● **Aim**:
Copy each line in the data that includes the word "will".

● **Provided data**:
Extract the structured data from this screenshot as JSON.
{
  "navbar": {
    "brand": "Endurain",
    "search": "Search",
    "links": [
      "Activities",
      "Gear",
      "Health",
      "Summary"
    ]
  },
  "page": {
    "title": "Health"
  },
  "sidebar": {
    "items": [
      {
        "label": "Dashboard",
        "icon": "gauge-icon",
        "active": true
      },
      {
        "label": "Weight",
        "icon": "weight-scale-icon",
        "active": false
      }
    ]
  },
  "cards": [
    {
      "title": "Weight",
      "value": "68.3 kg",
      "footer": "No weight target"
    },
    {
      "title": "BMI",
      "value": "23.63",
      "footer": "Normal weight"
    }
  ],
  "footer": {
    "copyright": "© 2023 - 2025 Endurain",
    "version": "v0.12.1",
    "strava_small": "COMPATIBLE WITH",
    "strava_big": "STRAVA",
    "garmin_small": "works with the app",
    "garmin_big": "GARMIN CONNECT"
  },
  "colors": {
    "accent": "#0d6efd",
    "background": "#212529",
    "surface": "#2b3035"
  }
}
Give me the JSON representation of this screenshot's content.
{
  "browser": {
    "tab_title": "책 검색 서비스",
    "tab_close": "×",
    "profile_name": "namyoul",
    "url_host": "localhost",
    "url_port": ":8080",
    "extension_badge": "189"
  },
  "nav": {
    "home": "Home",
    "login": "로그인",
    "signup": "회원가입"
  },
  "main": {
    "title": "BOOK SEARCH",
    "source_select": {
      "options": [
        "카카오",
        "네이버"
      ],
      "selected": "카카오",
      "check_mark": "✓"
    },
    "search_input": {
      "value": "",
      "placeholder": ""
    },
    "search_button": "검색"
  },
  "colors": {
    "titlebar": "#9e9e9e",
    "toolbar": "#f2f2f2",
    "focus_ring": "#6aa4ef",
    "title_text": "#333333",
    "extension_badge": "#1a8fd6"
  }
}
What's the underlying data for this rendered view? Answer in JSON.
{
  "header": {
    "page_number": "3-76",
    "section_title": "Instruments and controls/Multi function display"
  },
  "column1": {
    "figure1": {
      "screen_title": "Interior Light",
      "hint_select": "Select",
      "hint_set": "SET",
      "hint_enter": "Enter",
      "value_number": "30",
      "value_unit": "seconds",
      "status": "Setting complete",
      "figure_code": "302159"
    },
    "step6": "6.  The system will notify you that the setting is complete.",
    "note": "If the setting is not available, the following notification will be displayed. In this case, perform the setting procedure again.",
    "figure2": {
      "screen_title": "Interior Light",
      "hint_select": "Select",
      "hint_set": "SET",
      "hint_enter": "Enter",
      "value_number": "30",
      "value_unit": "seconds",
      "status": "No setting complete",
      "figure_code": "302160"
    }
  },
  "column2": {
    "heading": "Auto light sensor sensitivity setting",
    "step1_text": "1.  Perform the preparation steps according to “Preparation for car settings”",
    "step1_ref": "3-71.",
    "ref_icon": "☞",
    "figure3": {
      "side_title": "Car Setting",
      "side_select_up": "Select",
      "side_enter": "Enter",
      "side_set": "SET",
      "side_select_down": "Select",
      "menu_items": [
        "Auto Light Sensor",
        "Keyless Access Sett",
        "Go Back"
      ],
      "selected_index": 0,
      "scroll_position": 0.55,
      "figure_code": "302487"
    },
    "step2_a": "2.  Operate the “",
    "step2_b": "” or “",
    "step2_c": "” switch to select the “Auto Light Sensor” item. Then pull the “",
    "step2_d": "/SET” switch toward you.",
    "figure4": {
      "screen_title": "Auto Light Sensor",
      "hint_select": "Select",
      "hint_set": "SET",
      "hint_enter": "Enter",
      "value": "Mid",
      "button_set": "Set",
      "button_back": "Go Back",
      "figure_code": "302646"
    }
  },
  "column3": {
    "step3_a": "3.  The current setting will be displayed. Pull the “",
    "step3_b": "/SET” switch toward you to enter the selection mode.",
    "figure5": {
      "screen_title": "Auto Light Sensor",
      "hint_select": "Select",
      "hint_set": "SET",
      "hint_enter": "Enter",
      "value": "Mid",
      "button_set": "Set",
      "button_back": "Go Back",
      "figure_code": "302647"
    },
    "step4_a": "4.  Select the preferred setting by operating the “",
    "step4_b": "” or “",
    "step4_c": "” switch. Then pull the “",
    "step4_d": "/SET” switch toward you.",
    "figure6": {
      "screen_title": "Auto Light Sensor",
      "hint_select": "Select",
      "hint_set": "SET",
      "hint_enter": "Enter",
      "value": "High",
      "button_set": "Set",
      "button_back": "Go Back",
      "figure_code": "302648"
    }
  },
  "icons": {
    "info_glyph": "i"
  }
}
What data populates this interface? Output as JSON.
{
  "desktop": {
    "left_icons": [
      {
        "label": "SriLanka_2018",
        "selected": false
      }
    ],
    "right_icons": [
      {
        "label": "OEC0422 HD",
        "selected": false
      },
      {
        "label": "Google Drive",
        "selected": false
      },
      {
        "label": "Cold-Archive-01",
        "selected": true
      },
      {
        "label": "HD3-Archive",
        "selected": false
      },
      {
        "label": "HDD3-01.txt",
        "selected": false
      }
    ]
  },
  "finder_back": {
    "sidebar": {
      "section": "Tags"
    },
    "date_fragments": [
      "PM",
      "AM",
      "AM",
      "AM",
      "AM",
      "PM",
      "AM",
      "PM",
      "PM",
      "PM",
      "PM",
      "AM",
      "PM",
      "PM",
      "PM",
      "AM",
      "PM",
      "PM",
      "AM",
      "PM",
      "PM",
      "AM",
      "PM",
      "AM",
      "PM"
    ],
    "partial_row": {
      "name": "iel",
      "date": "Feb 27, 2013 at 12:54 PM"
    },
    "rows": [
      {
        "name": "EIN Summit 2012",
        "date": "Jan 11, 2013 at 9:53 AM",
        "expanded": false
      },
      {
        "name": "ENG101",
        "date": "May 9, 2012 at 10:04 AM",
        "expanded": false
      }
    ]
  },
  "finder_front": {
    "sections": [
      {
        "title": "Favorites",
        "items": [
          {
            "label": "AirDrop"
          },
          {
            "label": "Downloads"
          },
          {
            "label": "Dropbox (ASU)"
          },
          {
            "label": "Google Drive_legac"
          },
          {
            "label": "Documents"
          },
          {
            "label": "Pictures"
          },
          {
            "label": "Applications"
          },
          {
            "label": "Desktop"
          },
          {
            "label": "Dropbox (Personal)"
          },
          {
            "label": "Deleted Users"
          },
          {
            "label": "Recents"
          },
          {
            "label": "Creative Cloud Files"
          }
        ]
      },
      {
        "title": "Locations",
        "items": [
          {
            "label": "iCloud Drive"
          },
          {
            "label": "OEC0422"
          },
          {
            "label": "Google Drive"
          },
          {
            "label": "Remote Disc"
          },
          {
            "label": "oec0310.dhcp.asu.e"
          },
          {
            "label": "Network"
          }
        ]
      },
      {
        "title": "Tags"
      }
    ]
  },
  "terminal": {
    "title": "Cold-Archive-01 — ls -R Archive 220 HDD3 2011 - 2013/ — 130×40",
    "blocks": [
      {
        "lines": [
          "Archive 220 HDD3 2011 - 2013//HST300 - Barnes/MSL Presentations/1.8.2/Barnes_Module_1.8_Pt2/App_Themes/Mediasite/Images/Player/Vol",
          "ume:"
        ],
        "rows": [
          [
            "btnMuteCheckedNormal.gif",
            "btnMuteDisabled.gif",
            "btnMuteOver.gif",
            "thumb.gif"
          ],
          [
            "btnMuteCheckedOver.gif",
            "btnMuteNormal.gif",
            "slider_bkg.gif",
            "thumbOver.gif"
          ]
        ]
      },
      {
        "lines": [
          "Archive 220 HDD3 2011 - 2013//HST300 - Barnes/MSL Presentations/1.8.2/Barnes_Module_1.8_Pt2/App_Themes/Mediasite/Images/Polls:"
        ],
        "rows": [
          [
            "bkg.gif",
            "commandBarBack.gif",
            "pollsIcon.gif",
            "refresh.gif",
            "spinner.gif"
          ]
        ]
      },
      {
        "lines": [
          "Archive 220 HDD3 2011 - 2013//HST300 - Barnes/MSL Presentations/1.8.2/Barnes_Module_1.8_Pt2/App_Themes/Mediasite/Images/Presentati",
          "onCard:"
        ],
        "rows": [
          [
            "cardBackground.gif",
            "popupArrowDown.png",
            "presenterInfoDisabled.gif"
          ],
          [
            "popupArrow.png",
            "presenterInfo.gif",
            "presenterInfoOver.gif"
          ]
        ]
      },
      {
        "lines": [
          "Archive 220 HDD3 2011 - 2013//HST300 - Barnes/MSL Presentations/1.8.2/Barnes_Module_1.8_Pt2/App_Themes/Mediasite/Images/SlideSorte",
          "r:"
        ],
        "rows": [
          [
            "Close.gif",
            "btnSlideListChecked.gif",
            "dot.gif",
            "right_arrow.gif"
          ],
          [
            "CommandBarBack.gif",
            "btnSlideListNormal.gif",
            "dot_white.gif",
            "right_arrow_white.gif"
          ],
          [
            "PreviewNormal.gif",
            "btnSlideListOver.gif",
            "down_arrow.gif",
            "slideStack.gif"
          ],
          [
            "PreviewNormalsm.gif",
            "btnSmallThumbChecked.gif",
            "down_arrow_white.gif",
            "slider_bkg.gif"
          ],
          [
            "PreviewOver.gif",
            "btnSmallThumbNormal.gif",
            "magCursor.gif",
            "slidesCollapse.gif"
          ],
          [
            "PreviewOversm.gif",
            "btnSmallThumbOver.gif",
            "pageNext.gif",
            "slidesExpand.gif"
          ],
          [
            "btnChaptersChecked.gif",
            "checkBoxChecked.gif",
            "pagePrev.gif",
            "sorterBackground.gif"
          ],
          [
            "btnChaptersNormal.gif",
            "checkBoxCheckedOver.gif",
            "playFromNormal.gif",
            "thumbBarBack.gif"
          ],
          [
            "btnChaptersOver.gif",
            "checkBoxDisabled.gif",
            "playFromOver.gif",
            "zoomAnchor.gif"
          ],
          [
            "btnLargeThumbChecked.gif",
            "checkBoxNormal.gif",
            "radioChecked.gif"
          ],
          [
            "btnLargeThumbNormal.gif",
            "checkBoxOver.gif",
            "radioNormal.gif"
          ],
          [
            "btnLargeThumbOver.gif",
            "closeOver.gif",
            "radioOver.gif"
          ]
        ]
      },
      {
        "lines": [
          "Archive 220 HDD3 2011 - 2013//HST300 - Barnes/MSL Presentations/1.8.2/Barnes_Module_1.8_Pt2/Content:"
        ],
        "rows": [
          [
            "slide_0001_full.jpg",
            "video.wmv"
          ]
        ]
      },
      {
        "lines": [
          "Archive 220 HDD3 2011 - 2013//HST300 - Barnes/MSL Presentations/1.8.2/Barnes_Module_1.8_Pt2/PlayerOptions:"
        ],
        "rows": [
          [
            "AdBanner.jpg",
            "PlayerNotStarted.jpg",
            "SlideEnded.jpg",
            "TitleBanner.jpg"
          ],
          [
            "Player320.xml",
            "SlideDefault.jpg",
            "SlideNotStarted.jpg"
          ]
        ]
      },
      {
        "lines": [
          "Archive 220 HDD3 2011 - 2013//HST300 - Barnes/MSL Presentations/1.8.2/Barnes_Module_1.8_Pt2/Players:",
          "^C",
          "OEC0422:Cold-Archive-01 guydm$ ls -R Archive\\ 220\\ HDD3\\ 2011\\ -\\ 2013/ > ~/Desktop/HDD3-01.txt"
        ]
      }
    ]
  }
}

● **Result of this task**:
    "step6": "6.  The system will notify you that the setting is complete.",
    "note": "If the setting is not available, the following notification will be displayed. In this case, perform the setting procedure again.",
    "step3_a": "3.  The current setting will be displayed. Pull the “",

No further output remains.